Instruction » Recast the material from the line containing "Give me the" through the line containing "plan-item: 4. Результаты" as a two-column CSV with the headers request and answer, one row per request, putting each value in a single quoted field with line breaks replaced by spaces. Leave the pictures out.
>> begin Data provided
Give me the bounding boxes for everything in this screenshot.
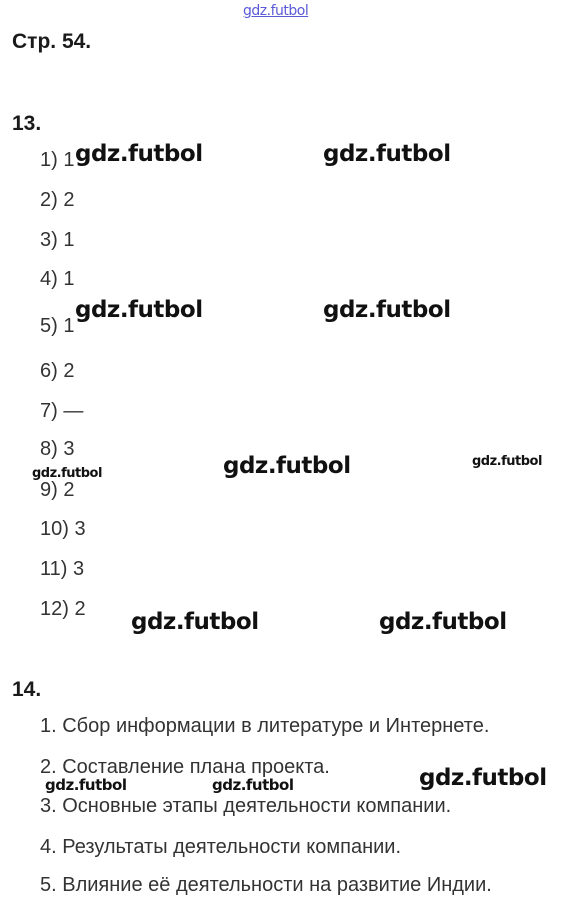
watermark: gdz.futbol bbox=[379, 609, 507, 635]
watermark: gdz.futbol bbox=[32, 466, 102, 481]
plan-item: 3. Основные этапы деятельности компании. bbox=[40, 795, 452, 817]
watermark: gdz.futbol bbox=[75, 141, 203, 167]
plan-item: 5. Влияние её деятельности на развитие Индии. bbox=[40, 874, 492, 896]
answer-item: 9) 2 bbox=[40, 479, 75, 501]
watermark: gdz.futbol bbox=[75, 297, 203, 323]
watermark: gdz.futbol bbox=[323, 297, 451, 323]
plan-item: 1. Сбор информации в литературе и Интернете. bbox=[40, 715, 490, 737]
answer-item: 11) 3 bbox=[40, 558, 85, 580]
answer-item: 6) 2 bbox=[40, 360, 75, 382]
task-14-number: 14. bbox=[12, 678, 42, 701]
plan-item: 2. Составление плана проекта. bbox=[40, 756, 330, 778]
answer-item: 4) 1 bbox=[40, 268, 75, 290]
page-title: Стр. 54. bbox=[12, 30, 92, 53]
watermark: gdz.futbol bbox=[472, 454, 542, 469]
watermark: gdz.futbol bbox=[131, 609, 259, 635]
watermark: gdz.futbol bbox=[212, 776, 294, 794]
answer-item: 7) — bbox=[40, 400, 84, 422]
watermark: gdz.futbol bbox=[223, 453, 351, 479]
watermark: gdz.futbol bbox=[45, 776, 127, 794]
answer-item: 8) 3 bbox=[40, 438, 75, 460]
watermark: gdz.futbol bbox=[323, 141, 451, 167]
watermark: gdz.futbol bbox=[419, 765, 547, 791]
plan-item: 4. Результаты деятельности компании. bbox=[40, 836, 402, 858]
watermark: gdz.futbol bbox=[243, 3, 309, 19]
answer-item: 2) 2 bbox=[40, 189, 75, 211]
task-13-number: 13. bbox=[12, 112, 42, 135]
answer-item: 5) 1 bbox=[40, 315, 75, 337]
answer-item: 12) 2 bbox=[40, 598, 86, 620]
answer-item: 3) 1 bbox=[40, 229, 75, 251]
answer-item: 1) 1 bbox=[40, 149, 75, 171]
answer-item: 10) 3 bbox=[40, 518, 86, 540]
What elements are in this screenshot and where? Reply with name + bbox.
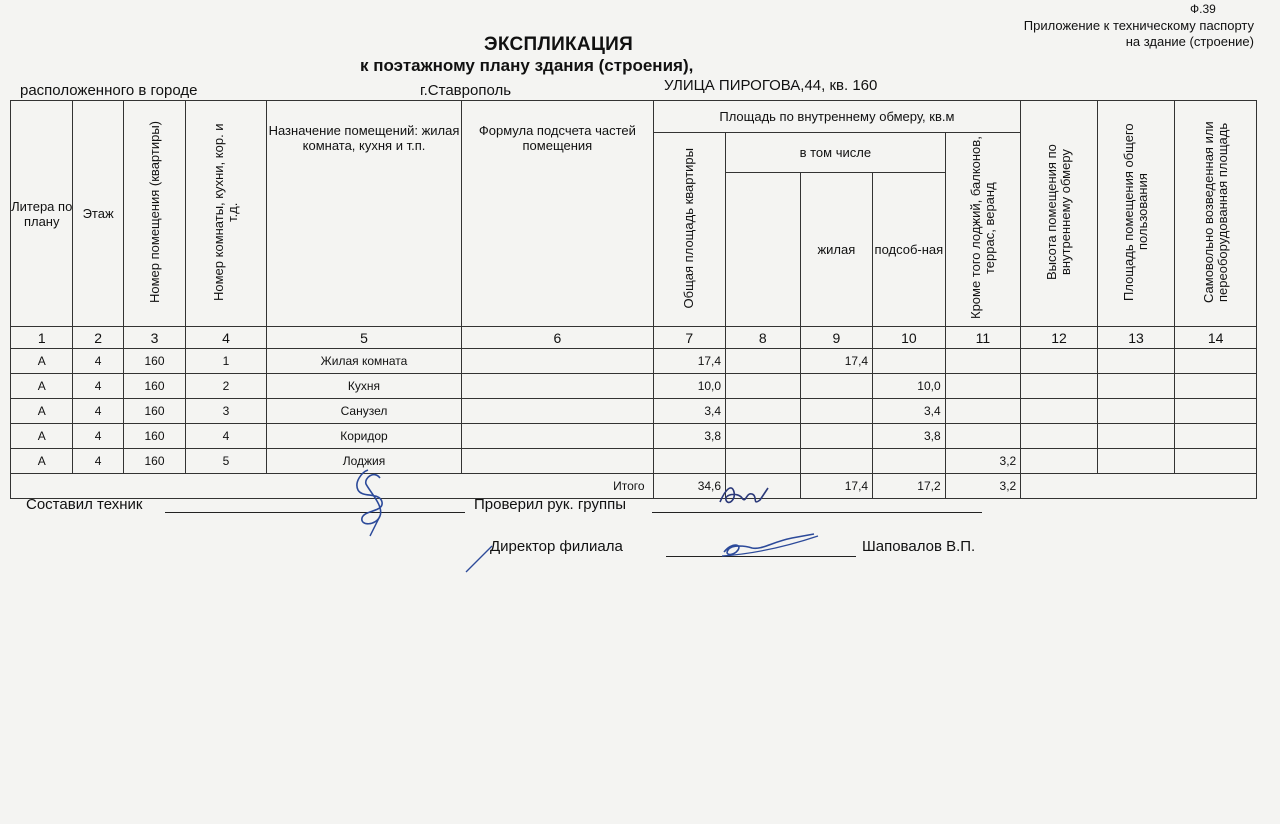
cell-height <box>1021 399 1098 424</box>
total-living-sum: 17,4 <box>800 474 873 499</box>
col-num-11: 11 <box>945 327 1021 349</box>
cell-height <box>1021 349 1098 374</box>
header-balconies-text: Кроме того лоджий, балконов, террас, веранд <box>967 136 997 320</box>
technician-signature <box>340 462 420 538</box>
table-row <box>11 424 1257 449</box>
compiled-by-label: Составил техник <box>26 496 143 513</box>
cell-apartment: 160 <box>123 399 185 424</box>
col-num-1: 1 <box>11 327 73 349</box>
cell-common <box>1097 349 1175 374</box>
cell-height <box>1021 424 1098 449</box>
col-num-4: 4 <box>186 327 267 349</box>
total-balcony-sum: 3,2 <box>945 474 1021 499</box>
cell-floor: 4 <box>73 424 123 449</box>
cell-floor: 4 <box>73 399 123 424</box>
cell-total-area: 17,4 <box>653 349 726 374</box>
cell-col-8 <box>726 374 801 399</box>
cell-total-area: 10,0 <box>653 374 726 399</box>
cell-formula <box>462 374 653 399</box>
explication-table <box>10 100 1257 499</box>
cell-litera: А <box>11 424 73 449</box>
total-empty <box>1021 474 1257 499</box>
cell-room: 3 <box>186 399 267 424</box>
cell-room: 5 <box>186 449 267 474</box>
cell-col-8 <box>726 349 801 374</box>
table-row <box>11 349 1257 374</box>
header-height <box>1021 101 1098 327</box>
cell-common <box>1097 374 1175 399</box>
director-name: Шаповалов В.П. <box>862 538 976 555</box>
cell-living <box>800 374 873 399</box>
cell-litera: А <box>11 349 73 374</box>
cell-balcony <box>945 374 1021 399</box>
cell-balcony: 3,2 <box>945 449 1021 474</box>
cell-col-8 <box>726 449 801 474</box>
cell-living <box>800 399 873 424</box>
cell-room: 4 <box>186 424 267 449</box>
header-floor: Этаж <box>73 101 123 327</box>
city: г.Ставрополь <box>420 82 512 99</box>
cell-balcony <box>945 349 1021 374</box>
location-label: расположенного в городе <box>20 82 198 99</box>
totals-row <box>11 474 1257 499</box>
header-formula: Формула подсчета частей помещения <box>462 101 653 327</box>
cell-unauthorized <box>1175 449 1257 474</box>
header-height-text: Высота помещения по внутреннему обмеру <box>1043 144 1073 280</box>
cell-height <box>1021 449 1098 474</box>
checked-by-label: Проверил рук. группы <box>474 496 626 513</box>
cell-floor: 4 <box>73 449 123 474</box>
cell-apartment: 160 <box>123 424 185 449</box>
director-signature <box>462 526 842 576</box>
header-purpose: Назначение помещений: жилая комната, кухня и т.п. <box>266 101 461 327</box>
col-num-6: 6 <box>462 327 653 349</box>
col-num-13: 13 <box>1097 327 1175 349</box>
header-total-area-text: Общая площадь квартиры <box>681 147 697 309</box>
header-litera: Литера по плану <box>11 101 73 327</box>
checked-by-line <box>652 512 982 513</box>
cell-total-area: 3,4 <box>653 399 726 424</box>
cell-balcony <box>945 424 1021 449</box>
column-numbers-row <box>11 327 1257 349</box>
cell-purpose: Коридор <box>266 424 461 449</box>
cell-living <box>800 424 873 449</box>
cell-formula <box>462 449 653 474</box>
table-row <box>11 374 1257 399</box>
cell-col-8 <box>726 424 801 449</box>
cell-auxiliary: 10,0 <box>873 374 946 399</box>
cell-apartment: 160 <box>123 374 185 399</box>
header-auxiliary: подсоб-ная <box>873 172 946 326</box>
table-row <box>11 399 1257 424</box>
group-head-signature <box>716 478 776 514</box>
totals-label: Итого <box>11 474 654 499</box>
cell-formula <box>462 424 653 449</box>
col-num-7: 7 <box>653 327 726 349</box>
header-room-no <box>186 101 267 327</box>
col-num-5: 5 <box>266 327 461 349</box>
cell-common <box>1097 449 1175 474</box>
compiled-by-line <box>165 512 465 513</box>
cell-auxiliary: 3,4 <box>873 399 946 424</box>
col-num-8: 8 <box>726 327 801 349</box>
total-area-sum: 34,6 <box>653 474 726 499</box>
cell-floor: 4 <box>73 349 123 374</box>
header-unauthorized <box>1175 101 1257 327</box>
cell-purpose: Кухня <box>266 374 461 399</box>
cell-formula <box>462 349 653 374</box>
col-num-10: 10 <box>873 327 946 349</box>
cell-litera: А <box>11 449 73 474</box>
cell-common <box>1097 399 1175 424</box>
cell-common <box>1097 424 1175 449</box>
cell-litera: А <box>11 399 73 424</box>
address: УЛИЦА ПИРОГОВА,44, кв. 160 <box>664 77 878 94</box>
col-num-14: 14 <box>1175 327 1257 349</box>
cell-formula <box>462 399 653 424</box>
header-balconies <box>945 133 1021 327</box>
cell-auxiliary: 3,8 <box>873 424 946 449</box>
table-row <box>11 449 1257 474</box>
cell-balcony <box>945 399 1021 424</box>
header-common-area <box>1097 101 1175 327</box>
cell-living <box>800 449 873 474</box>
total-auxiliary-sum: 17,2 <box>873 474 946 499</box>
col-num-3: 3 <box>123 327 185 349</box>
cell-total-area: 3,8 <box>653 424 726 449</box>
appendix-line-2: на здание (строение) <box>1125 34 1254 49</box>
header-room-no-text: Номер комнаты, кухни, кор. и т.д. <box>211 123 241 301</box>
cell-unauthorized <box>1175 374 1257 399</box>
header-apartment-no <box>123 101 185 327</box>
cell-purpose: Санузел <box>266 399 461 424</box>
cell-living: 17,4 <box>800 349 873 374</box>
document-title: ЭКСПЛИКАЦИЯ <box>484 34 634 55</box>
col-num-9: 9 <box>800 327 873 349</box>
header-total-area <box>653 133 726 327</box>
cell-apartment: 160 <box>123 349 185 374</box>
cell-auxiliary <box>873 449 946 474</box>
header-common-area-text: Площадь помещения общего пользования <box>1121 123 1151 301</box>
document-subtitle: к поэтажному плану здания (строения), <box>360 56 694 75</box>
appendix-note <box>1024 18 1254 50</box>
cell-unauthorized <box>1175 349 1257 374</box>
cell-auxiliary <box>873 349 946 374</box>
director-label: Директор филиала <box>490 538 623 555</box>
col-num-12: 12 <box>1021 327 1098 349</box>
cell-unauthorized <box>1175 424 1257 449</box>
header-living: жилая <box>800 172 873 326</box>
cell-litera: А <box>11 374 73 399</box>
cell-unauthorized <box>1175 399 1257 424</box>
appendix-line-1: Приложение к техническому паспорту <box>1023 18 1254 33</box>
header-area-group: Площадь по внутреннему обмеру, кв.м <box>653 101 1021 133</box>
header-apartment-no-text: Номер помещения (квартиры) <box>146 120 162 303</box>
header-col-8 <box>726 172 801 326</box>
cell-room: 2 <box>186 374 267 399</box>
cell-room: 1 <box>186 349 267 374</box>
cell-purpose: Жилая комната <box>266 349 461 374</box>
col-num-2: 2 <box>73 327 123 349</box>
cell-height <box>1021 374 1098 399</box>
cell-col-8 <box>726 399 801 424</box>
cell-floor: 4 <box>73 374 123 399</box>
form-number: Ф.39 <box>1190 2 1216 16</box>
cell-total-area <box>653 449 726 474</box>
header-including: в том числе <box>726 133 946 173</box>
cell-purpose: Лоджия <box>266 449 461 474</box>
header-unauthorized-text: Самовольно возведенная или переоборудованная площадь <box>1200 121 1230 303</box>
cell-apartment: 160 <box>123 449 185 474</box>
>> end Data provided
>> begin Data provided
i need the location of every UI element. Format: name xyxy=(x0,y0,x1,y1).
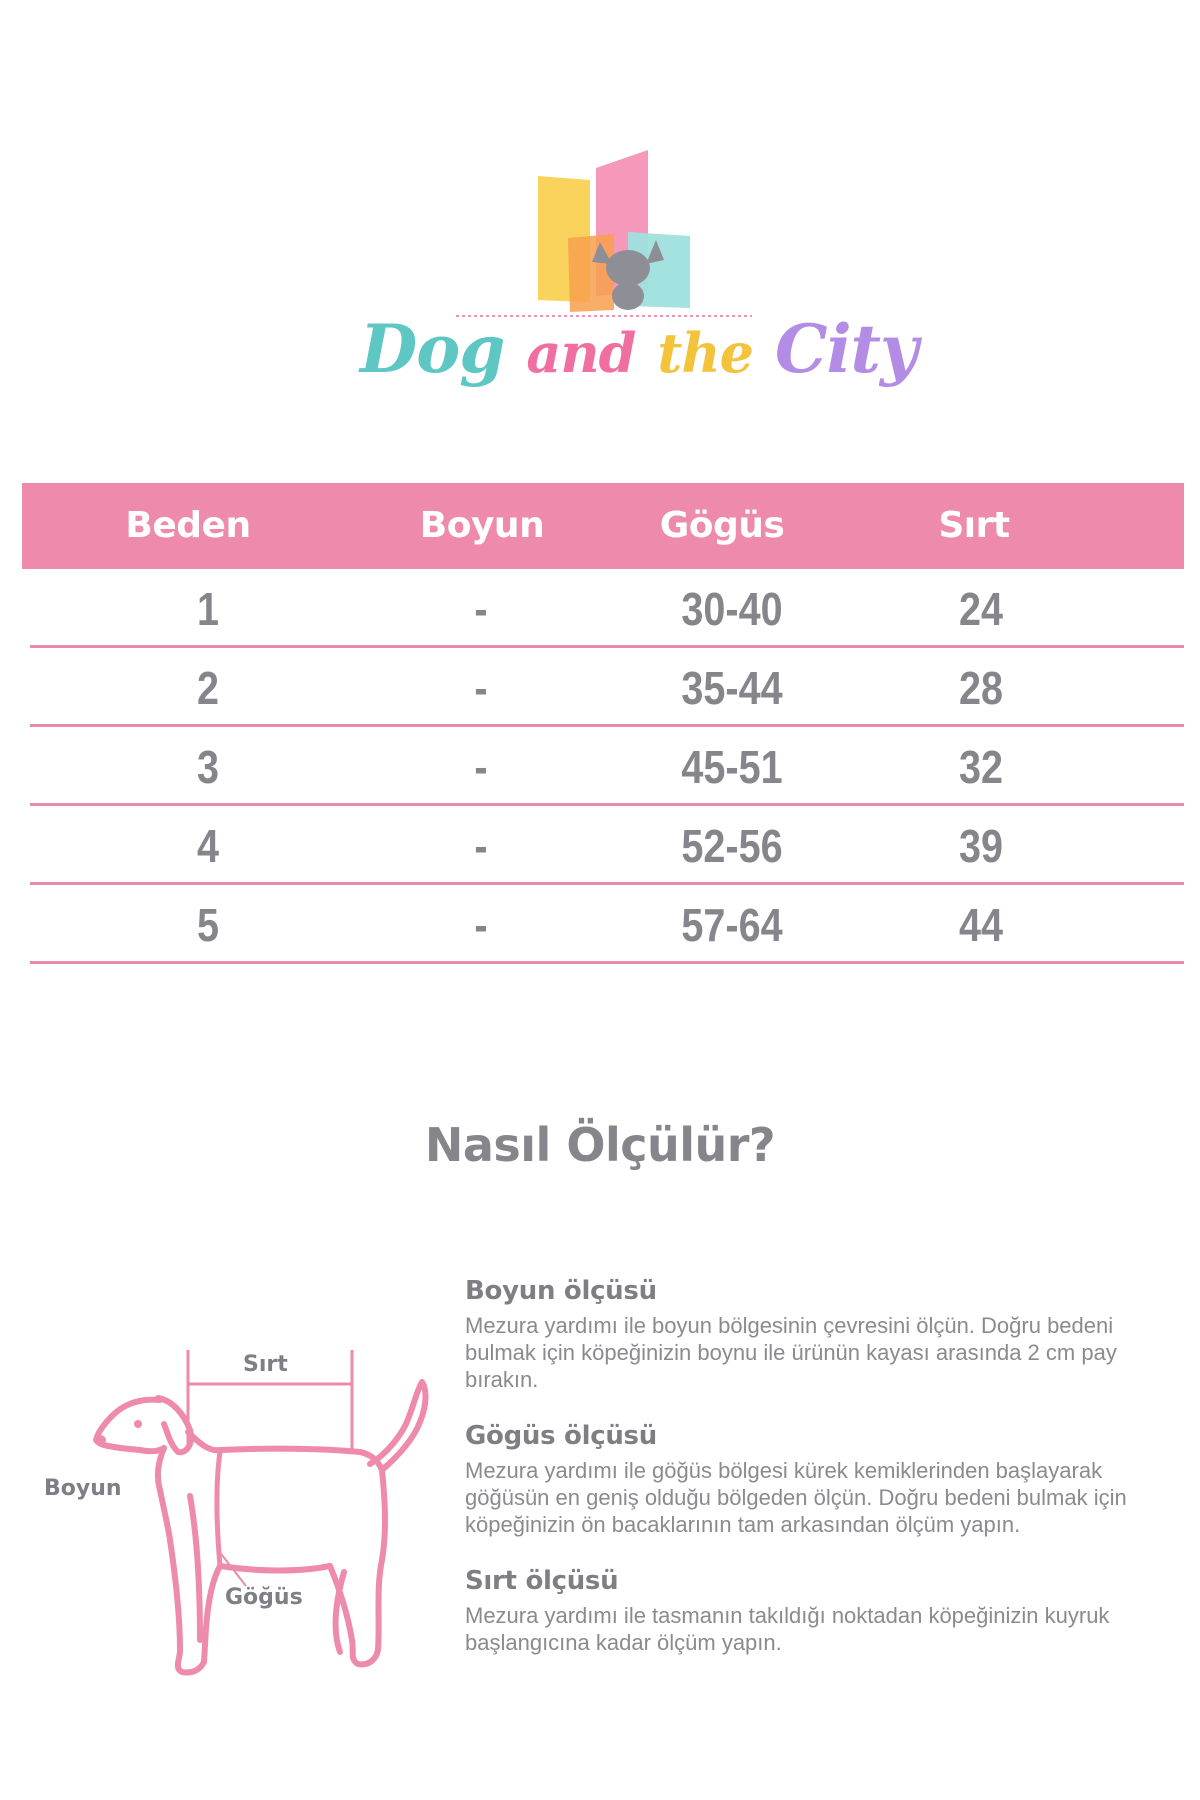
>> end Data provided
Response to the task »
request,answer
"Give me the bounding boxes for everything in this screenshot.","watermark: gdz.futbol bbox=[379, 609, 507, 635] watermark: gdz.futbol bbox=[32, 466, 102, 481] plan-item: 3. Основные этапы деятельности компании. bbox=[40, 795, 452, 817] watermark: gdz.futbol bbox=[75, 141, 203, 167] plan-item: 5. Влияние её деятельности на развитие Индии. bbox=[40, 874, 492, 896] answer-item: 9) 2 bbox=[40, 479, 75, 501] watermark: gdz.futbol bbox=[75, 297, 203, 323] watermark: gdz.futbol bbox=[323, 297, 451, 323] plan-item: 1. Сбор информации в литературе и Интернете. bbox=[40, 715, 490, 737] answer-item: 11) 3 bbox=[40, 558, 85, 580] answer-item: 6) 2 bbox=[40, 360, 75, 382] task-14-number: 14. bbox=[12, 678, 42, 701] plan-item: 2. Составление плана проекта. bbox=[40, 756, 330, 778] answer-item: 4) 1 bbox=[40, 268, 75, 290] page-title: Стр. 54. bbox=[12, 30, 92, 53] watermark: gdz.futbol bbox=[472, 454, 542, 469] watermark: gdz.futbol bbox=[131, 609, 259, 635] watermark: gdz.futbol bbox=[212, 776, 294, 794] answer-item: 7) — bbox=[40, 400, 84, 422] watermark: gdz.futbol bbox=[223, 453, 351, 479] watermark: gdz.futbol bbox=[45, 776, 127, 794] answer-item: 8) 3 bbox=[40, 438, 75, 460] watermark: gdz.futbol bbox=[323, 141, 451, 167] watermark: gdz.futbol bbox=[419, 765, 547, 791] plan-item: 4. Результаты деятельности компании. bbox=[40, 836, 402, 858]"